> **WHAT THIS TASK INVOLVES**:
Count every line in the following entries where the word "content" appears. Give the count alone.

> **MATERIALS PROVIDED**:
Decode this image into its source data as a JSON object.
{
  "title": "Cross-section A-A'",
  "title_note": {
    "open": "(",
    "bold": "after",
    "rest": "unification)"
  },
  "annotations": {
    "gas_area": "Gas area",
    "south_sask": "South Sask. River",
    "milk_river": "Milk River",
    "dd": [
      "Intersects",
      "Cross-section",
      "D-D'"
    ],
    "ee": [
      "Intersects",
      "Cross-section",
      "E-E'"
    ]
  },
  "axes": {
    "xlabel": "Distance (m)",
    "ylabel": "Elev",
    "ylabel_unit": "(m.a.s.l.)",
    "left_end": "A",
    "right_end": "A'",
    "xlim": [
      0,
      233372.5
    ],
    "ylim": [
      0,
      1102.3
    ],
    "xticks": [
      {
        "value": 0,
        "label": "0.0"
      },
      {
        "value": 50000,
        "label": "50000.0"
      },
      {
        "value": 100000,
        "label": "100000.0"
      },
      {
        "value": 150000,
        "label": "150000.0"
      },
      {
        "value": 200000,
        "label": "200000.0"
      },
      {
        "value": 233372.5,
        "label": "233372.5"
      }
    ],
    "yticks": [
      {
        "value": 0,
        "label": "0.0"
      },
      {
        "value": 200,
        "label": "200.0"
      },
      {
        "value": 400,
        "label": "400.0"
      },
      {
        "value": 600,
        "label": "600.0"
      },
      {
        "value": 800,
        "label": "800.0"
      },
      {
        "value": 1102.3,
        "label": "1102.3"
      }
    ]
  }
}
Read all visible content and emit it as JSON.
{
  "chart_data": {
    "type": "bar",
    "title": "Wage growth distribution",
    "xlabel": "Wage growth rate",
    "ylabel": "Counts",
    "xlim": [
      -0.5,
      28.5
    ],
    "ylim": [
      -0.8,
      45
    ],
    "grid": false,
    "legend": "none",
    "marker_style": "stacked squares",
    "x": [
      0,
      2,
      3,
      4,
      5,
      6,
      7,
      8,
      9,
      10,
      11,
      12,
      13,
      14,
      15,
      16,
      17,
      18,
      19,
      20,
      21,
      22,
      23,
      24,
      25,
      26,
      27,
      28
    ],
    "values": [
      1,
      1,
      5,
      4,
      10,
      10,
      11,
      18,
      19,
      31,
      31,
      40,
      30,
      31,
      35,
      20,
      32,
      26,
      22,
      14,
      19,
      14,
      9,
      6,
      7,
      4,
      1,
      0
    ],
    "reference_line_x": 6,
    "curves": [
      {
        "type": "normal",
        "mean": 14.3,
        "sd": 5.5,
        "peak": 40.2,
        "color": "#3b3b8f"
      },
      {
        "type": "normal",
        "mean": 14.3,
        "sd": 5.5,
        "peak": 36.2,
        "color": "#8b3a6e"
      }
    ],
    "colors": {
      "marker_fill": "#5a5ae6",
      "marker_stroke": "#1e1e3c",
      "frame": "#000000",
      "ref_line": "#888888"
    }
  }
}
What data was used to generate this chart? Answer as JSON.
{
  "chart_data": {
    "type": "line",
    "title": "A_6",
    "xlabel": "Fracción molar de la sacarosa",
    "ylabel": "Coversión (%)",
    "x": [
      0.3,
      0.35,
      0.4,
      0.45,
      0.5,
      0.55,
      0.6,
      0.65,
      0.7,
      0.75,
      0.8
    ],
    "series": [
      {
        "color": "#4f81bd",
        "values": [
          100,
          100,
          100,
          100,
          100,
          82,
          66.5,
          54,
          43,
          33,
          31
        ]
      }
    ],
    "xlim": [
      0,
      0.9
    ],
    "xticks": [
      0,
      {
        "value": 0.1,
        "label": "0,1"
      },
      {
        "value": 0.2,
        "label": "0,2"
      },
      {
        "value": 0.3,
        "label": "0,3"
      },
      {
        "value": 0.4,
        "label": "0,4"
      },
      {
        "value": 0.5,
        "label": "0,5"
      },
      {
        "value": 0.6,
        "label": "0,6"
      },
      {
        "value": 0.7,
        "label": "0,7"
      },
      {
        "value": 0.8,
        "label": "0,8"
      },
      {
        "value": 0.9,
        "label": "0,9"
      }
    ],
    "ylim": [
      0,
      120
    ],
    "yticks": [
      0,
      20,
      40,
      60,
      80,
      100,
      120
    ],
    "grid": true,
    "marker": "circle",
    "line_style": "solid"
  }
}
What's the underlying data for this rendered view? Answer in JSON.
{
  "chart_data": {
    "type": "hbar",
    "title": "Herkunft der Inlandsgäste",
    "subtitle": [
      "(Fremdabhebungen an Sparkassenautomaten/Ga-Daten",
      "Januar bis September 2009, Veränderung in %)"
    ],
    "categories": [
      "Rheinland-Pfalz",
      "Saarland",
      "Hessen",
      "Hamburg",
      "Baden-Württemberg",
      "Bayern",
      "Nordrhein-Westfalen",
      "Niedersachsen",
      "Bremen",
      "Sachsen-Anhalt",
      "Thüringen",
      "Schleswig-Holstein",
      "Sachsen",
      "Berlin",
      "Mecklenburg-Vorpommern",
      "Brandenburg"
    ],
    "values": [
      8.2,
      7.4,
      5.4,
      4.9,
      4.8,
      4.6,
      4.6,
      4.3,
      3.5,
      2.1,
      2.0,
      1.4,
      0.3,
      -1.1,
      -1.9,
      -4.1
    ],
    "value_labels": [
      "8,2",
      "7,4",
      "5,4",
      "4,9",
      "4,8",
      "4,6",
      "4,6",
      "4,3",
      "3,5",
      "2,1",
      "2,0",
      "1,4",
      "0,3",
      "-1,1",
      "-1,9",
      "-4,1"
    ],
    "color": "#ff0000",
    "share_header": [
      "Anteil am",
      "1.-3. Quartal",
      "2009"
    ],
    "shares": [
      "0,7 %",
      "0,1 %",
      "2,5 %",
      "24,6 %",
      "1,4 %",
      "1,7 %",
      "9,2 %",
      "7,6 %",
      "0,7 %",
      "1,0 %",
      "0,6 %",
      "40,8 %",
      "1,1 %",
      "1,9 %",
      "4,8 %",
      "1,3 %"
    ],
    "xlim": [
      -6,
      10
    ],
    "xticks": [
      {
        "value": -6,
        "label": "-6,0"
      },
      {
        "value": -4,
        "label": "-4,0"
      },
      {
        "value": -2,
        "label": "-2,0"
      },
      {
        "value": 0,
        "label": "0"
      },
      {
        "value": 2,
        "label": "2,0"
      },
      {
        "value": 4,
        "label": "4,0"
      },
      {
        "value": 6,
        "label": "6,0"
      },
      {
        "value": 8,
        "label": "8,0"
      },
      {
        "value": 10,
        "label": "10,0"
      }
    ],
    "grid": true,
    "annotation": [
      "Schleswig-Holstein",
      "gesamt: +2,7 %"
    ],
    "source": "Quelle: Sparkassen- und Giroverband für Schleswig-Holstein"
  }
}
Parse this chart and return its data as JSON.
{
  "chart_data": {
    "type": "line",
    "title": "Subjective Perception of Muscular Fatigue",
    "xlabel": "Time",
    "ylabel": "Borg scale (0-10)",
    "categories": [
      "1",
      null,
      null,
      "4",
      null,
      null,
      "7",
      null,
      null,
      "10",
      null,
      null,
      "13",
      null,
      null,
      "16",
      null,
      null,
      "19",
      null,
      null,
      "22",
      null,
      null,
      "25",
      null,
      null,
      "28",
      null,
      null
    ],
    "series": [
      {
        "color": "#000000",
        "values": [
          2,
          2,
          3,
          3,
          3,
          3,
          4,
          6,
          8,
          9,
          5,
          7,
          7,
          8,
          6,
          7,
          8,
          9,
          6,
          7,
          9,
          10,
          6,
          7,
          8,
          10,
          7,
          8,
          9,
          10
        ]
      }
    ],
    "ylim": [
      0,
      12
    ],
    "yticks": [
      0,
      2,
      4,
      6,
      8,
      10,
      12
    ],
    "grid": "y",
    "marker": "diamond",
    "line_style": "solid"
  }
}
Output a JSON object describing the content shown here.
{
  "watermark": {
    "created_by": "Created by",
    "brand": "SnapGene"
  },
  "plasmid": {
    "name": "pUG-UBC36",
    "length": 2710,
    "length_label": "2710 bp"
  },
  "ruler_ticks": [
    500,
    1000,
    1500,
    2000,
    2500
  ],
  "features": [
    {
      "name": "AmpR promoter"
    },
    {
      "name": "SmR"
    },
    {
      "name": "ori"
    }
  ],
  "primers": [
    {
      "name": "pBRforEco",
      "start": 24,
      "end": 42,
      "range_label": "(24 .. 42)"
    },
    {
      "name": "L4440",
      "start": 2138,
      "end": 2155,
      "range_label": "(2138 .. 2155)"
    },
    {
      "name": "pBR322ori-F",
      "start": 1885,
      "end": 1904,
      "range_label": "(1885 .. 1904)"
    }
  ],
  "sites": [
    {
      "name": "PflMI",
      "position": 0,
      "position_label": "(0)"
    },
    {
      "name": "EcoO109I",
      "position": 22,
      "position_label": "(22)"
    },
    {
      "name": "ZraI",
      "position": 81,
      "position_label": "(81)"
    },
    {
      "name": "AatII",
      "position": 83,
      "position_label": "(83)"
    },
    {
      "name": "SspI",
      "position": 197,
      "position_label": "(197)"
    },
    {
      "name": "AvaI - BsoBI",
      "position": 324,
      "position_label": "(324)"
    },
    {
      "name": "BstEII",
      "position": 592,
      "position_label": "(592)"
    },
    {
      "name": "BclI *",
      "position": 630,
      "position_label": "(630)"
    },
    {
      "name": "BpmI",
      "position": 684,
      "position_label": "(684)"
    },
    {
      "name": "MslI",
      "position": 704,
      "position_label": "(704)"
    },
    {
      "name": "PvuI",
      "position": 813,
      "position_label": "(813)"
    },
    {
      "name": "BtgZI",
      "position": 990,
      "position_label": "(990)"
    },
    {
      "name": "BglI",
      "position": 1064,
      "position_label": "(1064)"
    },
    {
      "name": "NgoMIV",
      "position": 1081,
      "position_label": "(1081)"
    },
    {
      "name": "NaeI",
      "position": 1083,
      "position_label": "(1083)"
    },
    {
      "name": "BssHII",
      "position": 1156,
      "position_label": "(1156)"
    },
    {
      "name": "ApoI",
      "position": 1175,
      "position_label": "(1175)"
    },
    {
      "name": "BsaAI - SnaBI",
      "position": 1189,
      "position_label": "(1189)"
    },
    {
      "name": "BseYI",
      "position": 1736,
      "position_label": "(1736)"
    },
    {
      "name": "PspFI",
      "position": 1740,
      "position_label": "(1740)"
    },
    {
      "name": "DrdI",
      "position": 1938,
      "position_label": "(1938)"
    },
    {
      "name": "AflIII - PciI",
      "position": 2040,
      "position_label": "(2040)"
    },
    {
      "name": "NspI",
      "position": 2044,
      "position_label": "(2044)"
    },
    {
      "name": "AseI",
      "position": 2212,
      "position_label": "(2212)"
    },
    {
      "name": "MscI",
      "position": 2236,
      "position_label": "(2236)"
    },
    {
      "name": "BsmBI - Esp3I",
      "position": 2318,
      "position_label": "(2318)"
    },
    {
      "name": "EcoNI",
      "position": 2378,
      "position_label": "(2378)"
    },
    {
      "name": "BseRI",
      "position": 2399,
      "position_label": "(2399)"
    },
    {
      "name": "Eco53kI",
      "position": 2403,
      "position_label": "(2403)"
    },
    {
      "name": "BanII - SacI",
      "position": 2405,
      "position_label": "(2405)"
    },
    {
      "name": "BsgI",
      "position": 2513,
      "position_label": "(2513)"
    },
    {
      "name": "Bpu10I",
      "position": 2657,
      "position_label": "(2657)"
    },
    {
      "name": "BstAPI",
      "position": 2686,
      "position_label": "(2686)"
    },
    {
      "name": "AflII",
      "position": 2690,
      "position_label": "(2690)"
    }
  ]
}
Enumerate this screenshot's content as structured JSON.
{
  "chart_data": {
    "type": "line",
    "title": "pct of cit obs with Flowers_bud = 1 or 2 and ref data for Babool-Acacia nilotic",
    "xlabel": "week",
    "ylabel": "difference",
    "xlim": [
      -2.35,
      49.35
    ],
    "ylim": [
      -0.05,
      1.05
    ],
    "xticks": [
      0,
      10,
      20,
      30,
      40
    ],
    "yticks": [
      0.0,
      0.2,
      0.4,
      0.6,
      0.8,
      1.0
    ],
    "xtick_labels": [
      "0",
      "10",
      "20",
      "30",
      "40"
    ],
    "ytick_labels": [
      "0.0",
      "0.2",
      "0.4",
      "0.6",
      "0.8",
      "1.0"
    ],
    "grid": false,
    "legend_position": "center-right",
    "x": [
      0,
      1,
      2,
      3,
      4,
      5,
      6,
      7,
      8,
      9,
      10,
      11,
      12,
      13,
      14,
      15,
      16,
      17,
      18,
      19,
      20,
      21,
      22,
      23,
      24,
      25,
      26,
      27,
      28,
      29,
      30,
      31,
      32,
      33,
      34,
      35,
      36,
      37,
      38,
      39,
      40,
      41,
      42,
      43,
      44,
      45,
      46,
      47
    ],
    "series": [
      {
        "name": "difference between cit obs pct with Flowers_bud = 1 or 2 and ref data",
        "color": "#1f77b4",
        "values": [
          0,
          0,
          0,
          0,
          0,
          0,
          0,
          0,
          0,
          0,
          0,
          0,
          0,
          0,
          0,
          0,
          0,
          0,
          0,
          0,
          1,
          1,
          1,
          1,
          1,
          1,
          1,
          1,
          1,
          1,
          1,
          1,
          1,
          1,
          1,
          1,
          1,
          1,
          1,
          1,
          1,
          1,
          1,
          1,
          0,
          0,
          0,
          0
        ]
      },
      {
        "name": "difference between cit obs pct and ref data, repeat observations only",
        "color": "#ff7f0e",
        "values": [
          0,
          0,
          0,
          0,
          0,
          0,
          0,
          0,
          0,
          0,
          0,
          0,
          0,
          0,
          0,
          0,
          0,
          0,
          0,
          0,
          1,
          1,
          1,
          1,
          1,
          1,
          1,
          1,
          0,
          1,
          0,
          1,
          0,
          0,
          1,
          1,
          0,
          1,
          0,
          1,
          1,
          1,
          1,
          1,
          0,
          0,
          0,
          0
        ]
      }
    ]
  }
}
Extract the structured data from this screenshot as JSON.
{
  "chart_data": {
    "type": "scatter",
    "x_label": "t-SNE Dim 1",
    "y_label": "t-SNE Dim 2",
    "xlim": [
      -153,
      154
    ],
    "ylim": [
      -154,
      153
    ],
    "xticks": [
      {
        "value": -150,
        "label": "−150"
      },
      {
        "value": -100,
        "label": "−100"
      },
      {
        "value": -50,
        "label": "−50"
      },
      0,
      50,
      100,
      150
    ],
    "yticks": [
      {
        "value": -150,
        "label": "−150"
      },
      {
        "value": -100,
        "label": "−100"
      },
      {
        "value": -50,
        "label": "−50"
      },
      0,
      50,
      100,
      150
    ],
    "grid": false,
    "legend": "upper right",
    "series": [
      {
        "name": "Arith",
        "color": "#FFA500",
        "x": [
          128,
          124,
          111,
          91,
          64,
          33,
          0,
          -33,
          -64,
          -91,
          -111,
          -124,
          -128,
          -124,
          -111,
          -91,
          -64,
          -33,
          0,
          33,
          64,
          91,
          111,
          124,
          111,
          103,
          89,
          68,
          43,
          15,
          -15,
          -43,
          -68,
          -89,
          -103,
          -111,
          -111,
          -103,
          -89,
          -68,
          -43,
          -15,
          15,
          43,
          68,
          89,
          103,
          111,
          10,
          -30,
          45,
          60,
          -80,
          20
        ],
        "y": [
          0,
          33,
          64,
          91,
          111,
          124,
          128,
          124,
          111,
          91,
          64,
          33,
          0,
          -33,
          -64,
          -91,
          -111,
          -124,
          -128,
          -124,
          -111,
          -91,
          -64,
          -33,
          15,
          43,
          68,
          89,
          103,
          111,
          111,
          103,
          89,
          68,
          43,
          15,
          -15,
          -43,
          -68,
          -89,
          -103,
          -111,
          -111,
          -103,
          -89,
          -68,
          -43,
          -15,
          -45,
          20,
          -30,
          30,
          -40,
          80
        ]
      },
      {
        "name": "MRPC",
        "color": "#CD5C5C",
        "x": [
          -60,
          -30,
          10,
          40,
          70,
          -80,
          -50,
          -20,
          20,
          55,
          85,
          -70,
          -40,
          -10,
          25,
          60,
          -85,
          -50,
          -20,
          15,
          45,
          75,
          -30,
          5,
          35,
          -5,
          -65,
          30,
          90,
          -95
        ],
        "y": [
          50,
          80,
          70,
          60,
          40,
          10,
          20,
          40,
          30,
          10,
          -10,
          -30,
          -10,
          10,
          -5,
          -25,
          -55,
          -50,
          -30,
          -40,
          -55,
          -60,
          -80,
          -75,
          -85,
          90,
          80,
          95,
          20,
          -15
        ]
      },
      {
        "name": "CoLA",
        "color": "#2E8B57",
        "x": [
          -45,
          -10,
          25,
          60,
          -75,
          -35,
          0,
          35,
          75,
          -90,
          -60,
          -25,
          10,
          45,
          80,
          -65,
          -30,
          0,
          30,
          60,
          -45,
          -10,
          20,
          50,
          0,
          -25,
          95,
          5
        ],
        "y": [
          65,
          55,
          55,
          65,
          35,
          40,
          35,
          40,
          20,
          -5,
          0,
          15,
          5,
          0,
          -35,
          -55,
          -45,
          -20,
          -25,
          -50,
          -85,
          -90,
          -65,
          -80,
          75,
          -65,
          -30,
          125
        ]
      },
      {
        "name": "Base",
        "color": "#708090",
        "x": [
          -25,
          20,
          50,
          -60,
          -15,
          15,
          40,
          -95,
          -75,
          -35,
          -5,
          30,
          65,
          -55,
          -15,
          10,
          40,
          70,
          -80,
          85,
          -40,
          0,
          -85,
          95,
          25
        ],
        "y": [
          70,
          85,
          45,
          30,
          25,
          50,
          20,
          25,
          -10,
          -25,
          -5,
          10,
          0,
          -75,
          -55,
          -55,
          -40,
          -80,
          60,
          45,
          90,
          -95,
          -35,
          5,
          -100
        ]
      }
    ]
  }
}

> **FINAL RESULT**:
3